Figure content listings
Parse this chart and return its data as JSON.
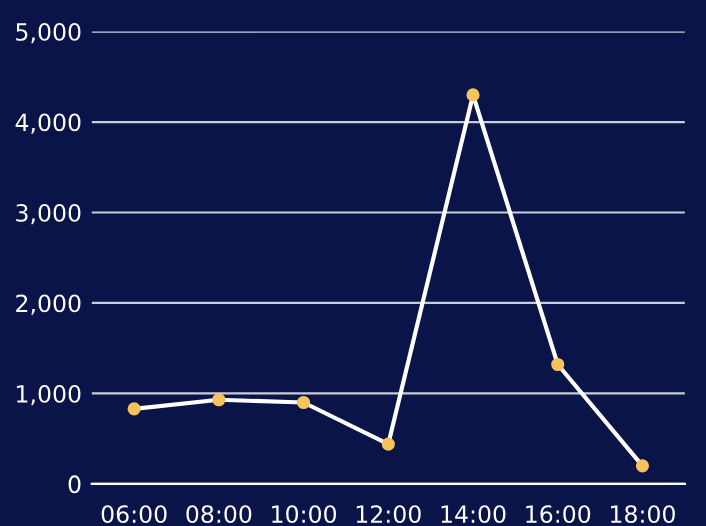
{
  "chart_data": {
    "type": "line",
    "categories": [
      "06:00",
      "08:00",
      "10:00",
      "12:00",
      "14:00",
      "16:00",
      "18:00"
    ],
    "series": [
      {
        "color": "#ffffff",
        "colors": [
          "#f7c35a",
          "#f7c35a",
          "#f7c35a",
          "#f7c35a",
          "#f7c35a",
          "#f7c35a",
          "#f7c35a"
        ],
        "values": [
          830,
          930,
          900,
          440,
          4300,
          1320,
          200
        ]
      }
    ],
    "ylim": [
      0,
      5000
    ],
    "yticks": [
      {
        "value": 0,
        "label": "0"
      },
      {
        "value": 1000,
        "label": "1,000"
      },
      {
        "value": 2000,
        "label": "2,000"
      },
      {
        "value": 3000,
        "label": "3,000"
      },
      {
        "value": 4000,
        "label": "4,000"
      },
      {
        "value": 5000,
        "label": "5,000"
      }
    ],
    "grid": "y",
    "marker": "circle",
    "line_style": "solid"
  }
}
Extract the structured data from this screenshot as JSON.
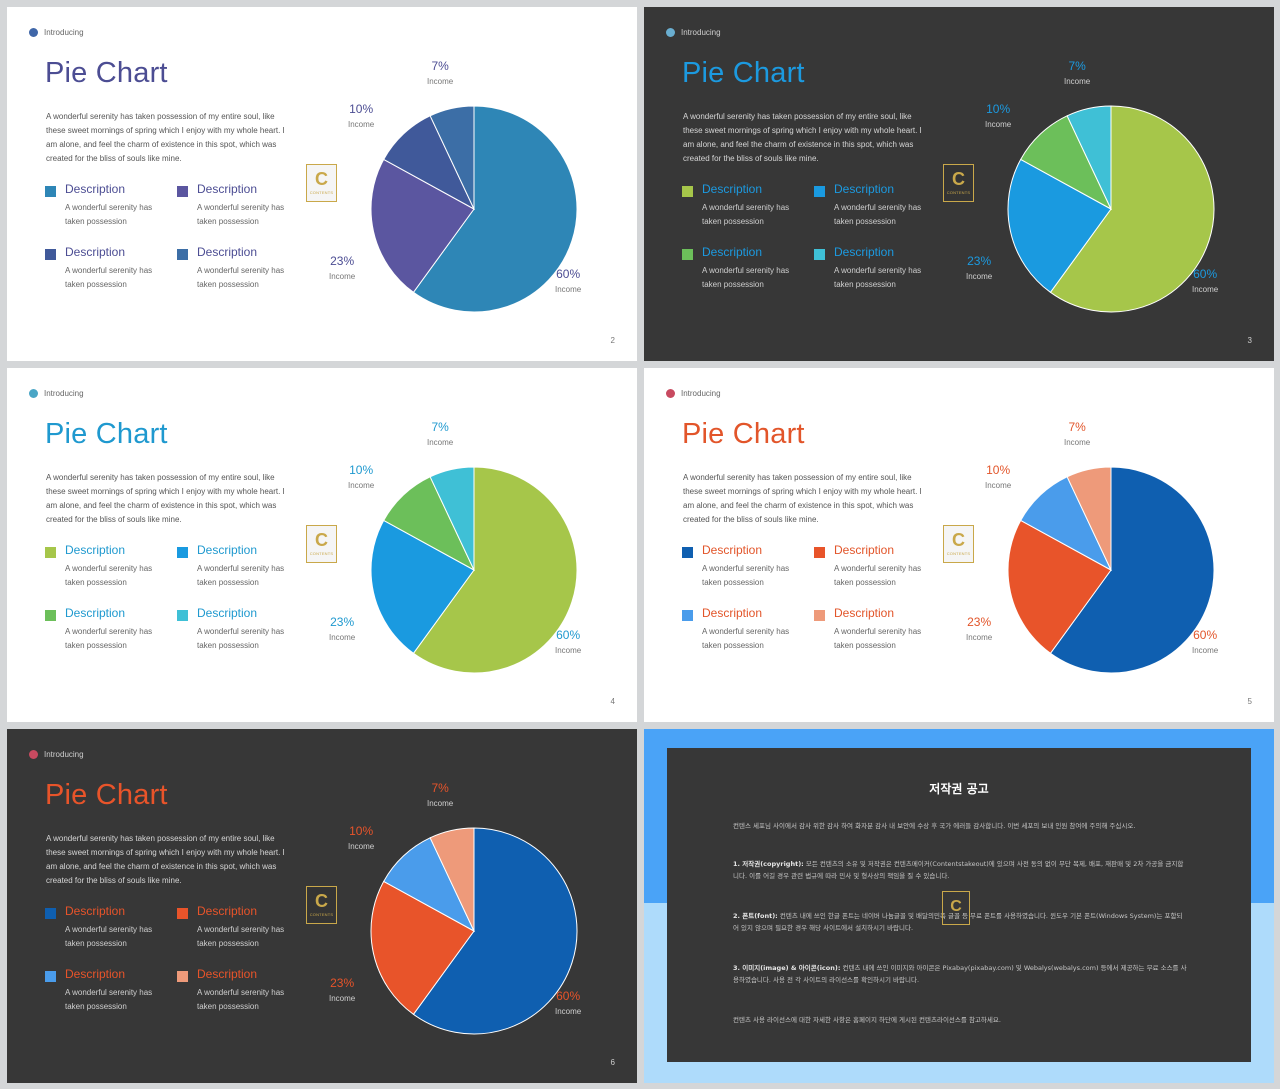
{
  "common": {
    "intro_label": "Introducing",
    "title": "Pie Chart",
    "body": "A wonderful serenity has taken possession of my entire soul, like these sweet mornings of spring which I enjoy with my whole heart. I am alone, and feel the charm of existence in this spot, which was created for the bliss of souls like mine.",
    "desc_title": "Description",
    "desc_text": "A wonderful serenity has taken possession",
    "income_label": "Income",
    "logo_letter": "C",
    "logo_text": "CONTENTS"
  },
  "chart_data": [
    {
      "type": "pie",
      "slide": "2",
      "title": "Pie Chart",
      "slices": [
        {
          "label": "Income",
          "value": 60
        },
        {
          "label": "Income",
          "value": 23
        },
        {
          "label": "Income",
          "value": 10
        },
        {
          "label": "Income",
          "value": 7
        }
      ],
      "value_labels": [
        "60%",
        "23%",
        "10%",
        "7%"
      ]
    },
    {
      "type": "pie",
      "slide": "3",
      "title": "Pie Chart",
      "slices": [
        {
          "label": "Income",
          "value": 60
        },
        {
          "label": "Income",
          "value": 23
        },
        {
          "label": "Income",
          "value": 10
        },
        {
          "label": "Income",
          "value": 7
        }
      ],
      "value_labels": [
        "60%",
        "23%",
        "10%",
        "7%"
      ]
    },
    {
      "type": "pie",
      "slide": "4",
      "title": "Pie Chart",
      "slices": [
        {
          "label": "Income",
          "value": 60
        },
        {
          "label": "Income",
          "value": 23
        },
        {
          "label": "Income",
          "value": 10
        },
        {
          "label": "Income",
          "value": 7
        }
      ],
      "value_labels": [
        "60%",
        "23%",
        "10%",
        "7%"
      ]
    },
    {
      "type": "pie",
      "slide": "5",
      "title": "Pie Chart",
      "slices": [
        {
          "label": "Income",
          "value": 60
        },
        {
          "label": "Income",
          "value": 23
        },
        {
          "label": "Income",
          "value": 10
        },
        {
          "label": "Income",
          "value": 7
        }
      ],
      "value_labels": [
        "60%",
        "23%",
        "10%",
        "7%"
      ]
    },
    {
      "type": "pie",
      "slide": "6",
      "title": "Pie Chart",
      "slices": [
        {
          "label": "Income",
          "value": 60
        },
        {
          "label": "Income",
          "value": 23
        },
        {
          "label": "Income",
          "value": 10
        },
        {
          "label": "Income",
          "value": 7
        }
      ],
      "value_labels": [
        "60%",
        "23%",
        "10%",
        "7%"
      ]
    }
  ],
  "slides": [
    {
      "page": "2",
      "theme": "light",
      "title_color": "#4c4d93",
      "accent": "#4c4d93",
      "dot": "#3f66a8",
      "colors": [
        "#2e86b6",
        "#5b56a0",
        "#40599a",
        "#3c6ea6"
      ]
    },
    {
      "page": "3",
      "theme": "dark",
      "title_color": "#1c9ae0",
      "accent": "#1c9ae0",
      "dot": "#6aaed0",
      "colors": [
        "#a6c64a",
        "#1a9ae0",
        "#6cbf5a",
        "#3fc0d6"
      ]
    },
    {
      "page": "4",
      "theme": "light",
      "title_color": "#1f99cf",
      "accent": "#1f99cf",
      "dot": "#4aa6c6",
      "colors": [
        "#a6c64a",
        "#1a9ae0",
        "#6cbf5a",
        "#3fc0d6"
      ]
    },
    {
      "page": "5",
      "theme": "light",
      "title_color": "#e2552a",
      "accent": "#e2552a",
      "dot": "#c84a60",
      "colors": [
        "#0f5fb0",
        "#e8542a",
        "#4a9ceb",
        "#ee9a7a"
      ]
    },
    {
      "page": "6",
      "theme": "dark",
      "title_color": "#e8542a",
      "accent": "#e8542a",
      "dot": "#c84a60",
      "colors": [
        "#0f5fb0",
        "#e8542a",
        "#4a9ceb",
        "#ee9a7a"
      ]
    }
  ],
  "copyright": {
    "title": "저작권 공고",
    "intro": "컨텐스 세포님 사이에서 감사 위한 감사 하여 화자분 감사 내 보안에 수상 후 국가 에러들 감사합니다. 이번 세포의 보내 인원 참여에 주의해 주십시오.",
    "s1_head": "1. 저작권(copyright):",
    "s1": "모든 컨텐츠의 소유 및 저작권은 컨텐츠메이커(Contentstakeout)에 있으며 사전 동의 없이 무단 복제, 배포, 재판매 및 2차 가공을 금지합니다. 이를 어길 경우 관련 법규에 따라 민사 및 형사상의 책임을 질 수 있습니다.",
    "s2_head": "2. 폰트(font):",
    "s2": "컨텐츠 내에 쓰인 한글 폰트는 네이버 나눔글꼴 및 배달의민족 글꼴 등 무료 폰트를 사용하였습니다. 윈도우 기본 폰트(Windows System)는 포함되어 있지 않으며 필요한 경우 해당 사이트에서 설치하시기 바랍니다.",
    "s3_head": "3. 이미지(image) & 아이콘(icon):",
    "s3": "컨텐츠 내에 쓰인 이미지와 아이콘은 Pixabay(pixabay.com) 및 Webalys(webalys.com) 등에서 제공하는 무료 소스를 사용하였습니다. 사용 전 각 사이트의 라이선스를 확인하시기 바랍니다.",
    "outro": "컨텐츠 사용 라이선스에 대한 자세한 사항은 홈페이지 하단에 게시된 컨텐츠라이선스를 참고하세요.",
    "logo_letter": "C"
  }
}
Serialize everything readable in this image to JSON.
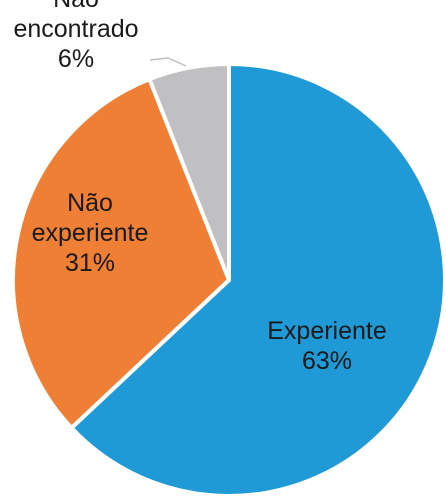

• [Task to complete]: Reproduce each entry precisely, dropping only the pictures.

• [Answer to this exercise]:
Parse this chart and return its data as JSON.
{
  "chart_data": {
    "type": "line",
    "categories": [
      "06:00",
      "08:00",
      "10:00",
      "12:00",
      "14:00",
      "16:00",
      "18:00"
    ],
    "series": [
      {
        "color": "#ffffff",
        "colors": [
          "#f7c35a",
          "#f7c35a",
          "#f7c35a",
          "#f7c35a",
          "#f7c35a",
          "#f7c35a",
          "#f7c35a"
        ],
        "values": [
          830,
          930,
          900,
          440,
          4300,
          1320,
          200
        ]
      }
    ],
    "ylim": [
      0,
      5000
    ],
    "yticks": [
      {
        "value": 0,
        "label": "0"
      },
      {
        "value": 1000,
        "label": "1,000"
      },
      {
        "value": 2000,
        "label": "2,000"
      },
      {
        "value": 3000,
        "label": "3,000"
      },
      {
        "value": 4000,
        "label": "4,000"
      },
      {
        "value": 5000,
        "label": "5,000"
      }
    ],
    "grid": "y",
    "marker": "circle",
    "line_style": "solid"
  }
}
Extract the structured data from this screenshot as JSON.
{
  "common": {
    "intro_label": "Introducing",
    "title": "Pie Chart",
    "body": "A wonderful serenity has taken possession of my entire soul, like these sweet mornings of spring which I enjoy with my whole heart. I am alone, and feel the charm of existence in this spot, which was created for the bliss of souls like mine.",
    "desc_title": "Description",
    "desc_text": "A wonderful serenity has taken possession",
    "income_label": "Income",
    "logo_letter": "C",
    "logo_text": "CONTENTS"
  },
  "chart_data": [
    {
      "type": "pie",
      "slide": "2",
      "title": "Pie Chart",
      "slices": [
        {
          "label": "Income",
          "value": 60
        },
        {
          "label": "Income",
          "value": 23
        },
        {
          "label": "Income",
          "value": 10
        },
        {
          "label": "Income",
          "value": 7
        }
      ],
      "value_labels": [
        "60%",
        "23%",
        "10%",
        "7%"
      ]
    },
    {
      "type": "pie",
      "slide": "3",
      "title": "Pie Chart",
      "slices": [
        {
          "label": "Income",
          "value": 60
        },
        {
          "label": "Income",
          "value": 23
        },
        {
          "label": "Income",
          "value": 10
        },
        {
          "label": "Income",
          "value": 7
        }
      ],
      "value_labels": [
        "60%",
        "23%",
        "10%",
        "7%"
      ]
    },
    {
      "type": "pie",
      "slide": "4",
      "title": "Pie Chart",
      "slices": [
        {
          "label": "Income",
          "value": 60
        },
        {
          "label": "Income",
          "value": 23
        },
        {
          "label": "Income",
          "value": 10
        },
        {
          "label": "Income",
          "value": 7
        }
      ],
      "value_labels": [
        "60%",
        "23%",
        "10%",
        "7%"
      ]
    },
    {
      "type": "pie",
      "slide": "5",
      "title": "Pie Chart",
      "slices": [
        {
          "label": "Income",
          "value": 60
        },
        {
          "label": "Income",
          "value": 23
        },
        {
          "label": "Income",
          "value": 10
        },
        {
          "label": "Income",
          "value": 7
        }
      ],
      "value_labels": [
        "60%",
        "23%",
        "10%",
        "7%"
      ]
    },
    {
      "type": "pie",
      "slide": "6",
      "title": "Pie Chart",
      "slices": [
        {
          "label": "Income",
          "value": 60
        },
        {
          "label": "Income",
          "value": 23
        },
        {
          "label": "Income",
          "value": 10
        },
        {
          "label": "Income",
          "value": 7
        }
      ],
      "value_labels": [
        "60%",
        "23%",
        "10%",
        "7%"
      ]
    }
  ],
  "slides": [
    {
      "page": "2",
      "theme": "light",
      "title_color": "#4c4d93",
      "accent": "#4c4d93",
      "dot": "#3f66a8",
      "colors": [
        "#2e86b6",
        "#5b56a0",
        "#40599a",
        "#3c6ea6"
      ]
    },
    {
      "page": "3",
      "theme": "dark",
      "title_color": "#1c9ae0",
      "accent": "#1c9ae0",
      "dot": "#6aaed0",
      "colors": [
        "#a6c64a",
        "#1a9ae0",
        "#6cbf5a",
        "#3fc0d6"
      ]
    },
    {
      "page": "4",
      "theme": "light",
      "title_color": "#1f99cf",
      "accent": "#1f99cf",
      "dot": "#4aa6c6",
      "colors": [
        "#a6c64a",
        "#1a9ae0",
        "#6cbf5a",
        "#3fc0d6"
      ]
    },
    {
      "page": "5",
      "theme": "light",
      "title_color": "#e2552a",
      "accent": "#e2552a",
      "dot": "#c84a60",
      "colors": [
        "#0f5fb0",
        "#e8542a",
        "#4a9ceb",
        "#ee9a7a"
      ]
    },
    {
      "page": "6",
      "theme": "dark",
      "title_color": "#e8542a",
      "accent": "#e8542a",
      "dot": "#c84a60",
      "colors": [
        "#0f5fb0",
        "#e8542a",
        "#4a9ceb",
        "#ee9a7a"
      ]
    }
  ],
  "copyright": {
    "title": "저작권 공고",
    "intro": "컨텐스 세포님 사이에서 감사 위한 감사 하여 화자분 감사 내 보안에 수상 후 국가 에러들 감사합니다. 이번 세포의 보내 인원 참여에 주의해 주십시오.",
    "s1_head": "1. 저작권(copyright):",
    "s1": "모든 컨텐츠의 소유 및 저작권은 컨텐츠메이커(Contentstakeout)에 있으며 사전 동의 없이 무단 복제, 배포, 재판매 및 2차 가공을 금지합니다. 이를 어길 경우 관련 법규에 따라 민사 및 형사상의 책임을 질 수 있습니다.",
    "s2_head": "2. 폰트(font):",
    "s2": "컨텐츠 내에 쓰인 한글 폰트는 네이버 나눔글꼴 및 배달의민족 글꼴 등 무료 폰트를 사용하였습니다. 윈도우 기본 폰트(Windows System)는 포함되어 있지 않으며 필요한 경우 해당 사이트에서 설치하시기 바랍니다.",
    "s3_head": "3. 이미지(image) & 아이콘(icon):",
    "s3": "컨텐츠 내에 쓰인 이미지와 아이콘은 Pixabay(pixabay.com) 및 Webalys(webalys.com) 등에서 제공하는 무료 소스를 사용하였습니다. 사용 전 각 사이트의 라이선스를 확인하시기 바랍니다.",
    "outro": "컨텐츠 사용 라이선스에 대한 자세한 사항은 홈페이지 하단에 게시된 컨텐츠라이선스를 참고하세요.",
    "logo_letter": "C"
  }
}
Serialize everything readable in this image to JSON.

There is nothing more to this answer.